**Required tasks**
1 > In the article on neodymium monoxide, what is the approximate Curie temperature of epitaxial NdO thin films?
2 > Write the next part of the neodymium monoxide article, starting after its final sentence.

Neodymium monoxide
- Names: IUPAC name Neodymium monoxide

Identifiers
- CAS Number: 12035-20-0;

Properties
- Chemical formula: NdO
- Molar mass: 160.24 g/mol
- Appearance: Golden-yellow solid with a metallic luster

Structure
- Crystal structure: Cubic, rock salt
- Space group: Fm3m (No. 225)
- Lattice constant: a = 4.994(5) Å
- Formula units (Z): 4

= Neodymium monoxide =

Neodymium monoxide is a binary inorganic compound of neodymium and oxygen with the formula NdO. It is a metastable rare-earth monoxide with the rock salt structure. Bulk NdO can be prepared by reaction of neodymium metal with neodymium(III) oxide at high pressure and temperature and is retained metastably after the pressure is released. It is metallic and has an electronic structure more complicated than the simple ionic formulation Nd^{2+}O^{2−}.

Epitaxial NdO thin films are ferromagnetic metals with a Curie temperature of approximately 19 K, in contrast to the paramagnetic behaviour reported for bulk polycrystalline material.

==Preparation==
Bulk neodymium monoxide was first reliably prepared by reacting neodymium metal with neodymium(III) oxide under high pressure:

Nd2O3 + Nd -> 3NdO

The reaction was carried out at approximately 5 GPa and 1000 °C. The starting materials were heated for several hours in a boron nitride crucible using a tantalum heater. The resulting product was a golden-yellow solid with a metallic luster and could be recovered after decompression.

Chemical analysis showed only small amounts of hydrogen, carbon and nitrogen contamination. Oxidation measurements indicated that the product was close to the monoxide composition, with fewer than about 9% oxygen vacancies. Earlier materials assigned to NdO had substantially larger lattice parameters and were subsequently identified as phases containing nitrogen or hydrogen rather than pure neodymium monoxide.

A later synthesis carried out at 5 GPa and 1473 K again produced rocksalt NdO and was used for thermochemical and X-ray photoelectron spectroscopy measurements.

NdO can also be stabilized as an epitaxial thin film. Rocksalt NdO (001) films have been prepared by pulsed laser deposition from metallic neodymium onto YAlO3 substrates under low oxygen partial pressures. The films are protected from oxidation by an amorphous aluminium oxide capping layer.

**Data section**
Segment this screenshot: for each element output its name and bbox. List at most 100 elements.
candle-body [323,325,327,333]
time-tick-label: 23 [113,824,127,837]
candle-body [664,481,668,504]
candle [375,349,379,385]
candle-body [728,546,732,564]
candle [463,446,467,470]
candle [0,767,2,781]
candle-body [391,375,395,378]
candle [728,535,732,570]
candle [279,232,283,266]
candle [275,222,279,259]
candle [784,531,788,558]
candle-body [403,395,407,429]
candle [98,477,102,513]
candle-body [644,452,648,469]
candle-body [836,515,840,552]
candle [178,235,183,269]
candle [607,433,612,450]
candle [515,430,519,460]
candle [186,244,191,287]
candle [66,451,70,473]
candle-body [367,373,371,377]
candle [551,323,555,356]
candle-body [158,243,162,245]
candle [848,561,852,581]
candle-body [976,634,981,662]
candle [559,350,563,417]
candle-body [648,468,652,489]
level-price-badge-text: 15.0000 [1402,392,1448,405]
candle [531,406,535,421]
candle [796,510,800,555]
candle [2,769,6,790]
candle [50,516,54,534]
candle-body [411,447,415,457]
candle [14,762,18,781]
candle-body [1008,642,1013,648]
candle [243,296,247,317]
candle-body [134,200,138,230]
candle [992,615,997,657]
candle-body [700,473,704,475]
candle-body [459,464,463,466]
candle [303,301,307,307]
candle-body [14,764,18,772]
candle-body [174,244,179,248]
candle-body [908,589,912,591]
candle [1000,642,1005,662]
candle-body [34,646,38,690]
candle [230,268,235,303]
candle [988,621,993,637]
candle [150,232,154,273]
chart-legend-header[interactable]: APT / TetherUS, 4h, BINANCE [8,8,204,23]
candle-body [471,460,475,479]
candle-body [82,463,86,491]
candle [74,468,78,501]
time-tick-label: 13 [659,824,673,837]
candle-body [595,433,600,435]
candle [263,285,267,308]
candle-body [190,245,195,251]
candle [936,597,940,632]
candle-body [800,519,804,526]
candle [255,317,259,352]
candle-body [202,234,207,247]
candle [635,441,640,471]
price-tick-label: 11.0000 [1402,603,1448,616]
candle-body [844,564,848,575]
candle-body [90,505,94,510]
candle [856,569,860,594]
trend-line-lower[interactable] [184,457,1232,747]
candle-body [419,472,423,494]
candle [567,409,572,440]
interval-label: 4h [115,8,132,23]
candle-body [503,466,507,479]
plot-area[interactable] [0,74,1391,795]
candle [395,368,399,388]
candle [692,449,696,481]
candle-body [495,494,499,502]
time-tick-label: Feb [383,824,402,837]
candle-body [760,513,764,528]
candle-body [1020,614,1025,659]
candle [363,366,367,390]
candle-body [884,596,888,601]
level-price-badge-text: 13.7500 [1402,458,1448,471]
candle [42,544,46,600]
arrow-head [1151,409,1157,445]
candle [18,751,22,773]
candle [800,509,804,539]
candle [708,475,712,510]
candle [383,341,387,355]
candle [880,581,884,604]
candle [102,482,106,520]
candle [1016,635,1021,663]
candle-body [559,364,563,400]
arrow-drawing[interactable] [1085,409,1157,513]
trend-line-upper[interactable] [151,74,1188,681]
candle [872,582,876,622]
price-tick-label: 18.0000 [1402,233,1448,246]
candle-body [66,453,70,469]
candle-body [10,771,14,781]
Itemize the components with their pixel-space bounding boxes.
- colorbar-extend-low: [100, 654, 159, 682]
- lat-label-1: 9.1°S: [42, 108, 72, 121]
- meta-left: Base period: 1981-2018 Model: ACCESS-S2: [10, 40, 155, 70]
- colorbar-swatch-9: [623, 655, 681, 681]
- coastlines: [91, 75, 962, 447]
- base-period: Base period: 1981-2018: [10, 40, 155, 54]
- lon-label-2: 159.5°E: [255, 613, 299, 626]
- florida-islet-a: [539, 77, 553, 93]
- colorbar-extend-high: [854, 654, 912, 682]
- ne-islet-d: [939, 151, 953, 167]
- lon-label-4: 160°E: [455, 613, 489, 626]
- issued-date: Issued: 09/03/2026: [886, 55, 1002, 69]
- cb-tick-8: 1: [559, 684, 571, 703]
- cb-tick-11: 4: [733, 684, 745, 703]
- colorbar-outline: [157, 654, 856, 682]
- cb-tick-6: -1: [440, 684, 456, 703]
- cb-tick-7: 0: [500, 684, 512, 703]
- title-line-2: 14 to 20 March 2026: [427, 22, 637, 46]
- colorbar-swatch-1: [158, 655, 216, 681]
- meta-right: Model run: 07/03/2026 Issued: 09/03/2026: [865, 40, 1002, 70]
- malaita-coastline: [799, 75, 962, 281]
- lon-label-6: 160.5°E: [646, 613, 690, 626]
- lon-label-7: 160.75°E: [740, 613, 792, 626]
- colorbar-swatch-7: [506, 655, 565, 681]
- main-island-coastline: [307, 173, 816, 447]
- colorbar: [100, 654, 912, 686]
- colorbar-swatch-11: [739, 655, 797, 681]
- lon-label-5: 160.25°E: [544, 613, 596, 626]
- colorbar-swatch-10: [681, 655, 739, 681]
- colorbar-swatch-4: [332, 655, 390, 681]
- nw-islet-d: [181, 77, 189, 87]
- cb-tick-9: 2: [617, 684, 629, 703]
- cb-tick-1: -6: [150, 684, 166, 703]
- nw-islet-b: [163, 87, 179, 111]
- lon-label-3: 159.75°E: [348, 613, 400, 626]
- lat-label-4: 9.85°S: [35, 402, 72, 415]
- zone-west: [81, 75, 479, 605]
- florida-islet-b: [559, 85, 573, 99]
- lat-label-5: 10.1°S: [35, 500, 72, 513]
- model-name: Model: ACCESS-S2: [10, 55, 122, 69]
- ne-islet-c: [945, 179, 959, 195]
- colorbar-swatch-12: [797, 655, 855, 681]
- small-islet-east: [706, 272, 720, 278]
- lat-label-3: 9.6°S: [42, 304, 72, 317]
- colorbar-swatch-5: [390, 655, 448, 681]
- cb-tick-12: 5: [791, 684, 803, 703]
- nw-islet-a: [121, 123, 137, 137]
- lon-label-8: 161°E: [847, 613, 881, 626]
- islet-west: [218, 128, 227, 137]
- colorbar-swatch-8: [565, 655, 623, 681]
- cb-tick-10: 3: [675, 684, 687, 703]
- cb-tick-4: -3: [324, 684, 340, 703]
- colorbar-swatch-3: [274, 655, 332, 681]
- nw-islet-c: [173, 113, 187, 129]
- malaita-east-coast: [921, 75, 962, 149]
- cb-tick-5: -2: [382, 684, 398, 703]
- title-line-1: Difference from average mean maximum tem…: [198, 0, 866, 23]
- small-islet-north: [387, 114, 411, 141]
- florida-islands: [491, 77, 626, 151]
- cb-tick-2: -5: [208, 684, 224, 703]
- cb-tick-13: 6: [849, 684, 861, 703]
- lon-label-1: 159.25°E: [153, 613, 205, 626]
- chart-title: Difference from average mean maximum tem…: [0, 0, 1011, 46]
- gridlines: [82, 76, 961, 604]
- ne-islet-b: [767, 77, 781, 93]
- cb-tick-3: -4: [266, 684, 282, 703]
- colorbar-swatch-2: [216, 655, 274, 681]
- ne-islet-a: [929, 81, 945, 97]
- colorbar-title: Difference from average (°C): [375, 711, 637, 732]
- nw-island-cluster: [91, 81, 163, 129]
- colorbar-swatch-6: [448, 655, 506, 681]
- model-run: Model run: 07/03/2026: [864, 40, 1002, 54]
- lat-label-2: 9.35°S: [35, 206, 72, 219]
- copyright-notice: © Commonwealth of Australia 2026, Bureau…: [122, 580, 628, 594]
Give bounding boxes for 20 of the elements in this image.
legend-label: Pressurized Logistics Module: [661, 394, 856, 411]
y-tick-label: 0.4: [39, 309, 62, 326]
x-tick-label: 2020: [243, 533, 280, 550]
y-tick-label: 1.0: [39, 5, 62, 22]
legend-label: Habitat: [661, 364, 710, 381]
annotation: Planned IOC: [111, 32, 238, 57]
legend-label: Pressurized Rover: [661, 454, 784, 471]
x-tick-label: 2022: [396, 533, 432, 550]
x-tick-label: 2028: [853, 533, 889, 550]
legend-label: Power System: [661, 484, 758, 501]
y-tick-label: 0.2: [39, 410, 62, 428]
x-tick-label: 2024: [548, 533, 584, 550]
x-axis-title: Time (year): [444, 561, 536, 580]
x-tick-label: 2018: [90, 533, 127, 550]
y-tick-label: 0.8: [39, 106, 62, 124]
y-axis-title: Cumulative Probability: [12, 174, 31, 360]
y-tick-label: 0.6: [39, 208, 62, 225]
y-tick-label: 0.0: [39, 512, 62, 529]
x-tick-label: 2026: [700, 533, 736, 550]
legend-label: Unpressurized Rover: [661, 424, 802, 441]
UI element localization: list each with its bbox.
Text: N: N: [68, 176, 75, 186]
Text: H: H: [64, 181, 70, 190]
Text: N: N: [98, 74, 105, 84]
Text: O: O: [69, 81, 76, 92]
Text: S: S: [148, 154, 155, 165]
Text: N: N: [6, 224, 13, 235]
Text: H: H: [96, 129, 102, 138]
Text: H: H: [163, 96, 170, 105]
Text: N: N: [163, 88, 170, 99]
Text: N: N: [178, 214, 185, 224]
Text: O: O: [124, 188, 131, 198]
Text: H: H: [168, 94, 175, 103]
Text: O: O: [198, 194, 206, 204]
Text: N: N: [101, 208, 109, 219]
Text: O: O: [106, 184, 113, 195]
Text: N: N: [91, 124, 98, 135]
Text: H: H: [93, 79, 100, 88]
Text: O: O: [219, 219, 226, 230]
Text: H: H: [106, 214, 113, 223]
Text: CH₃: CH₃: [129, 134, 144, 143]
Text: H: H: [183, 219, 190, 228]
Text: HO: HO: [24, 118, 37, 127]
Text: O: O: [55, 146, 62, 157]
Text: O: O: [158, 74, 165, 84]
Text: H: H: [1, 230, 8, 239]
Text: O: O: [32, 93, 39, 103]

**Results in order**
1 > Approximately 19 K.

2 >
==Properties==
===Structure and stability===
Neodymium monoxide crystallizes in the cubic crystal system with the rock salt structure, space group Fm3̅m (No. 225). The high-pressure bulk material reported in 1980 had a lattice parameter of a = 4.994 ± 0.005 Å. Later experimental determinations have reported values close to 5.00 Å.

In the rock salt structure, each neodymium atom is surrounded octahedrally by six oxygen atoms and each oxygen atom by six neodymium atoms. The relatively small lattice parameter compared with compounds containing clearly divalent neodymium was one of the original indications that the electronic state of neodymium in NdO cannot be described simply as Nd^{2+}.

Bulk NdO is metastable at ambient conditions. On exposure to air, the high-pressure product slowly decomposes, forming hexagonal neodymium(III) hydroxide, Nd(OH)3.

===Electronic properties===
Neodymium monoxide is metallic. Its electronic structure differs from that of EuO and other monoxides containing conventional divalent lanthanide ions. In early rare-earth monoxides such as NdO, an electronic configuration involving essentially trivalent rare-earth ions together with an itinerant conduction electron has been proposed.

Electrical measurements of epitaxial NdO films show metallic temperature dependence. Hall-effect measurements indicate a high electron concentration consistent with approximately one itinerant electron per neodymium atom. X-ray photoelectron spectroscopy of bulk high-pressure NdO shows a shift of the Nd 3d levels to higher binding energy relative to Nd2O3, further indicating that the electronic state in NdO is not adequately represented by a simple localized Nd^{2+} model.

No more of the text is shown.